● RAW DATA:
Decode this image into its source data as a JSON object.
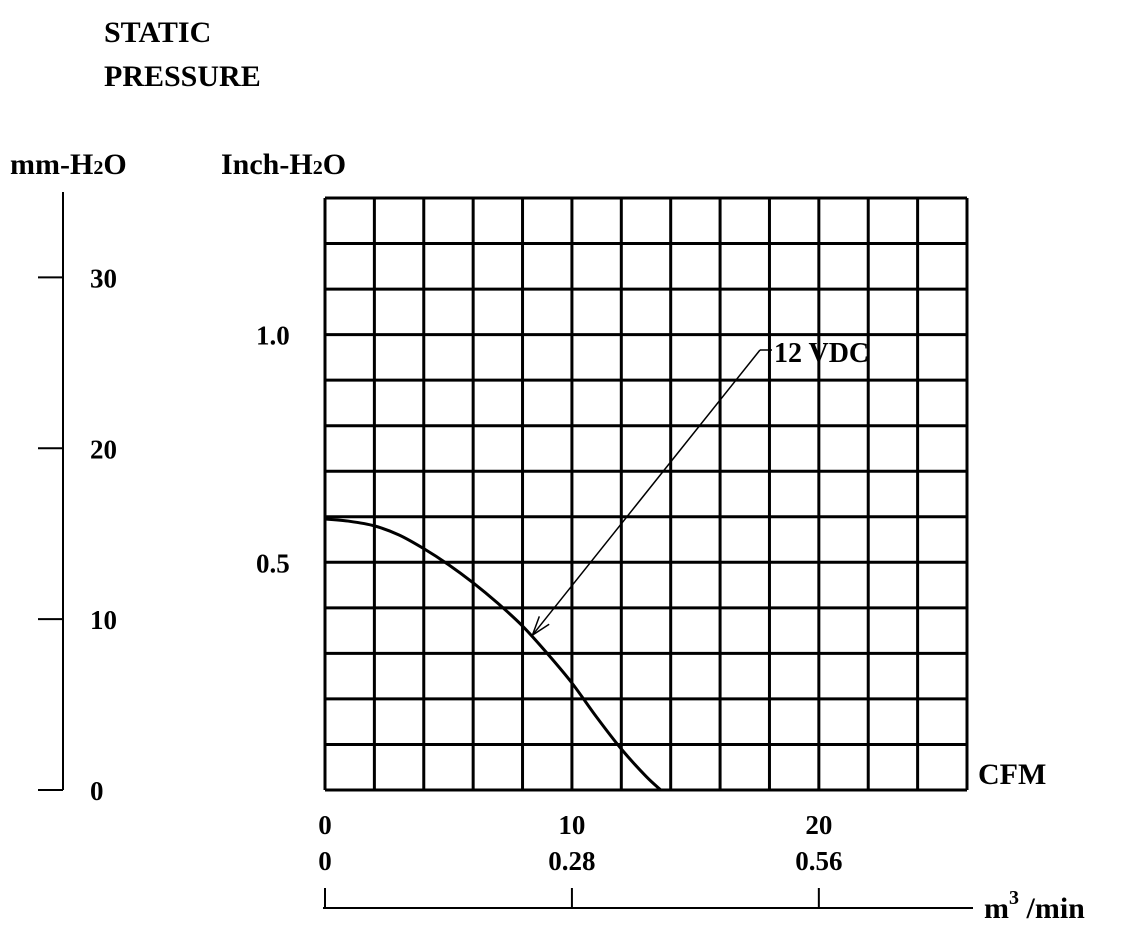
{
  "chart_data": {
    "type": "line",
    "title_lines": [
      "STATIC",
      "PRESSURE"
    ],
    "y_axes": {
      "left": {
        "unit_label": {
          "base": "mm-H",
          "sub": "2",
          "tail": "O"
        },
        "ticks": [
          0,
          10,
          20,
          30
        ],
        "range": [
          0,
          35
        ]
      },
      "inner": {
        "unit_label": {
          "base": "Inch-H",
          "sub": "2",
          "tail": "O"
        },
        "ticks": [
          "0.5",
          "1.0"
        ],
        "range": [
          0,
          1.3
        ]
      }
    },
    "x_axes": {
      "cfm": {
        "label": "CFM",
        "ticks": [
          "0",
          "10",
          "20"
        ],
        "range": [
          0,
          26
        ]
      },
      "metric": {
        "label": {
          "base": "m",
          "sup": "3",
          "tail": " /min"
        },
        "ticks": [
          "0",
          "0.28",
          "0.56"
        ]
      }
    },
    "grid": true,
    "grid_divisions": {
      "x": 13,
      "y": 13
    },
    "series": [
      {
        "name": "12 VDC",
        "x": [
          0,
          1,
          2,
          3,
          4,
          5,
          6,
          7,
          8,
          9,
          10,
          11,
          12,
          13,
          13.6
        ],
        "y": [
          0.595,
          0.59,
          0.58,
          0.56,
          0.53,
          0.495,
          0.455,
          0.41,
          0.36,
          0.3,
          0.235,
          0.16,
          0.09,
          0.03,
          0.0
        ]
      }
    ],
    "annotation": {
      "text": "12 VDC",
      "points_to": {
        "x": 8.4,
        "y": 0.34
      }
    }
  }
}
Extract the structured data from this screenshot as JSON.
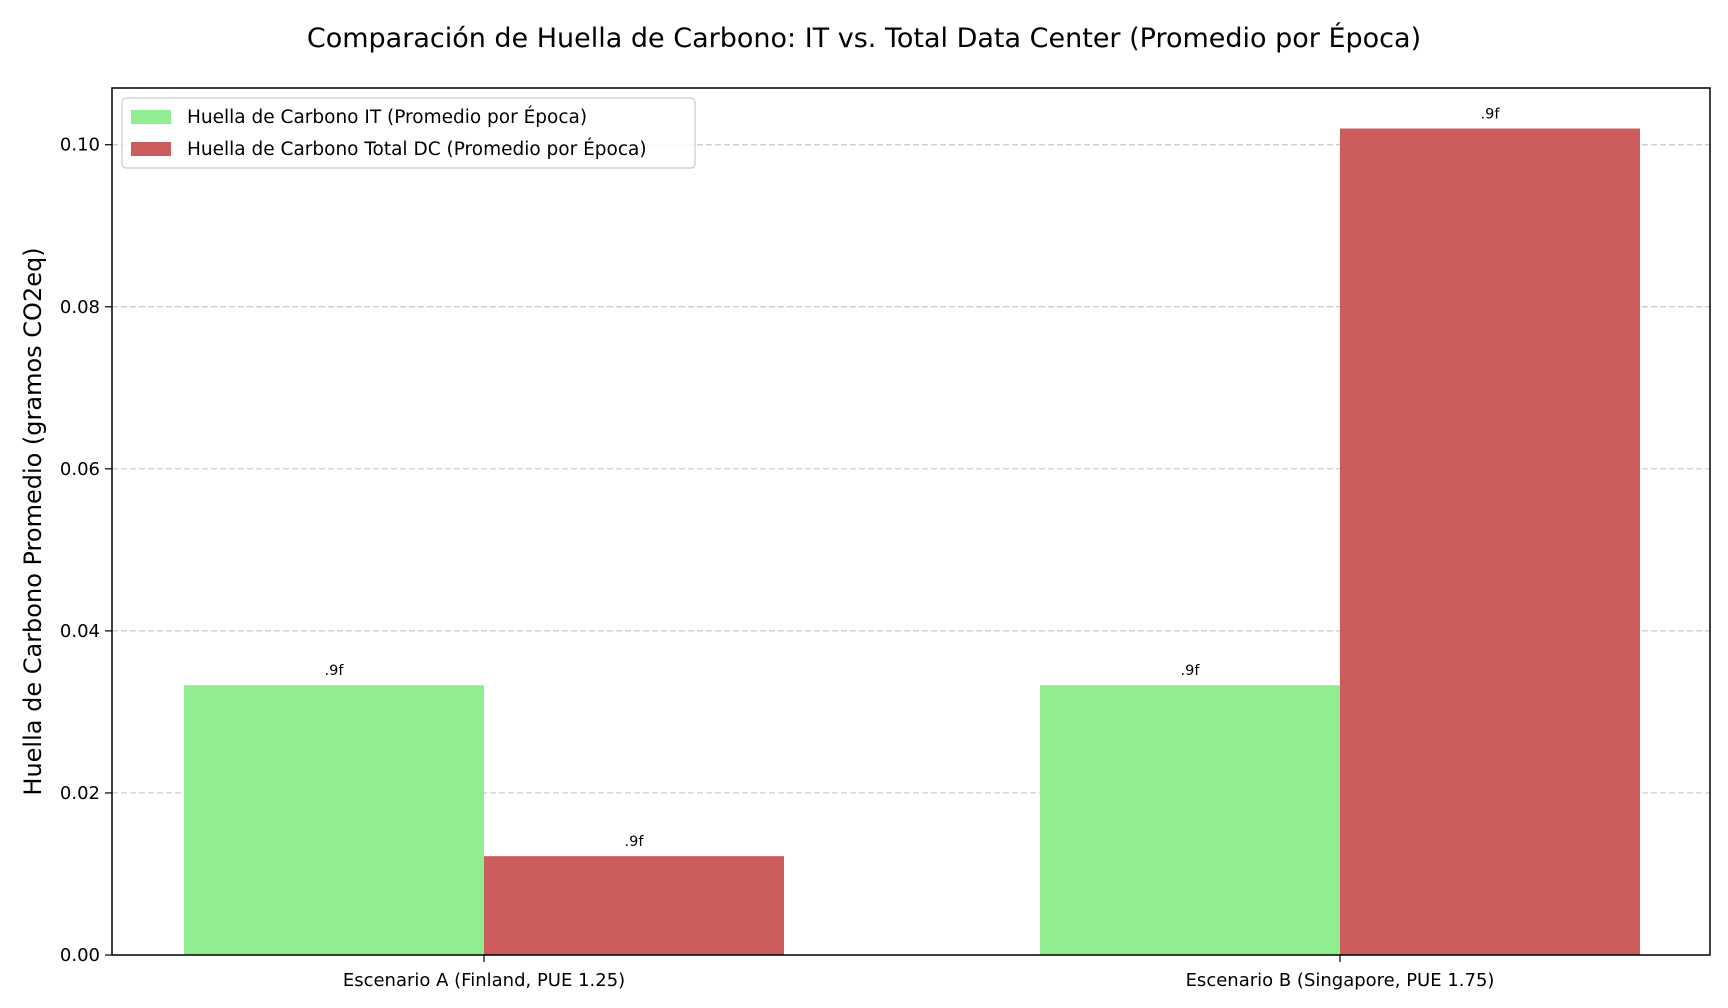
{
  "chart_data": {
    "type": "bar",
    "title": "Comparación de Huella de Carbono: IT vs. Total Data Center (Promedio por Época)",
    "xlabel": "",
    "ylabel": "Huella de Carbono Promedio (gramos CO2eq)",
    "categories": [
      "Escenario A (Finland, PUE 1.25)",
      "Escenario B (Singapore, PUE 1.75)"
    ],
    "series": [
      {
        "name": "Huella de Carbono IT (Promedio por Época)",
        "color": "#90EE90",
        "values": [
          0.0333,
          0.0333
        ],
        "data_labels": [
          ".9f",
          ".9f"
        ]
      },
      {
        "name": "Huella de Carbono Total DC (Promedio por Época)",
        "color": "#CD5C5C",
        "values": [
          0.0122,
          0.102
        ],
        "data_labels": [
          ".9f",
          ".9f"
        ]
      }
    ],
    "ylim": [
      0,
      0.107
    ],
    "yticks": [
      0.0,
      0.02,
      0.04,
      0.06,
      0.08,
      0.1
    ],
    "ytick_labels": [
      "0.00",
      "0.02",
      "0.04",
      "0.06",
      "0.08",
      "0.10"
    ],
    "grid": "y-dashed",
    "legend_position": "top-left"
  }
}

● WORK TO BE COMPLETED: Restate the whole of the material word for word without the pictures.

● COMPLETED EXERCISE:
Decode this image into its source data as a JSON object.
{
  "chart_data": {
    "type": "line",
    "title_lines": [
      "STATIC",
      "PRESSURE"
    ],
    "y_axes": {
      "left": {
        "unit_label": {
          "base": "mm-H",
          "sub": "2",
          "tail": "O"
        },
        "ticks": [
          0,
          10,
          20,
          30
        ],
        "range": [
          0,
          35
        ]
      },
      "inner": {
        "unit_label": {
          "base": "Inch-H",
          "sub": "2",
          "tail": "O"
        },
        "ticks": [
          "0.5",
          "1.0"
        ],
        "range": [
          0,
          1.3
        ]
      }
    },
    "x_axes": {
      "cfm": {
        "label": "CFM",
        "ticks": [
          "0",
          "10",
          "20"
        ],
        "range": [
          0,
          26
        ]
      },
      "metric": {
        "label": {
          "base": "m",
          "sup": "3",
          "tail": " /min"
        },
        "ticks": [
          "0",
          "0.28",
          "0.56"
        ]
      }
    },
    "grid": true,
    "grid_divisions": {
      "x": 13,
      "y": 13
    },
    "series": [
      {
        "name": "12 VDC",
        "x": [
          0,
          1,
          2,
          3,
          4,
          5,
          6,
          7,
          8,
          9,
          10,
          11,
          12,
          13,
          13.6
        ],
        "y": [
          0.595,
          0.59,
          0.58,
          0.56,
          0.53,
          0.495,
          0.455,
          0.41,
          0.36,
          0.3,
          0.235,
          0.16,
          0.09,
          0.03,
          0.0
        ]
      }
    ],
    "annotation": {
      "text": "12 VDC",
      "points_to": {
        "x": 8.4,
        "y": 0.34
      }
    }
  }
}
Extract the structured data from this screenshot as JSON.
{
  "chart_data": {
    "type": "bar",
    "title": "Comparación de Huella de Carbono: IT vs. Total Data Center (Promedio por Época)",
    "xlabel": "",
    "ylabel": "Huella de Carbono Promedio (gramos CO2eq)",
    "categories": [
      "Escenario A (Finland, PUE 1.25)",
      "Escenario B (Singapore, PUE 1.75)"
    ],
    "series": [
      {
        "name": "Huella de Carbono IT (Promedio por Época)",
        "color": "#90EE90",
        "values": [
          0.0333,
          0.0333
        ],
        "data_labels": [
          ".9f",
          ".9f"
        ]
      },
      {
        "name": "Huella de Carbono Total DC (Promedio por Época)",
        "color": "#CD5C5C",
        "values": [
          0.0122,
          0.102
        ],
        "data_labels": [
          ".9f",
          ".9f"
        ]
      }
    ],
    "ylim": [
      0,
      0.107
    ],
    "yticks": [
      0.0,
      0.02,
      0.04,
      0.06,
      0.08,
      0.1
    ],
    "ytick_labels": [
      "0.00",
      "0.02",
      "0.04",
      "0.06",
      "0.08",
      "0.10"
    ],
    "grid": "y-dashed",
    "legend_position": "top-left"
  }
}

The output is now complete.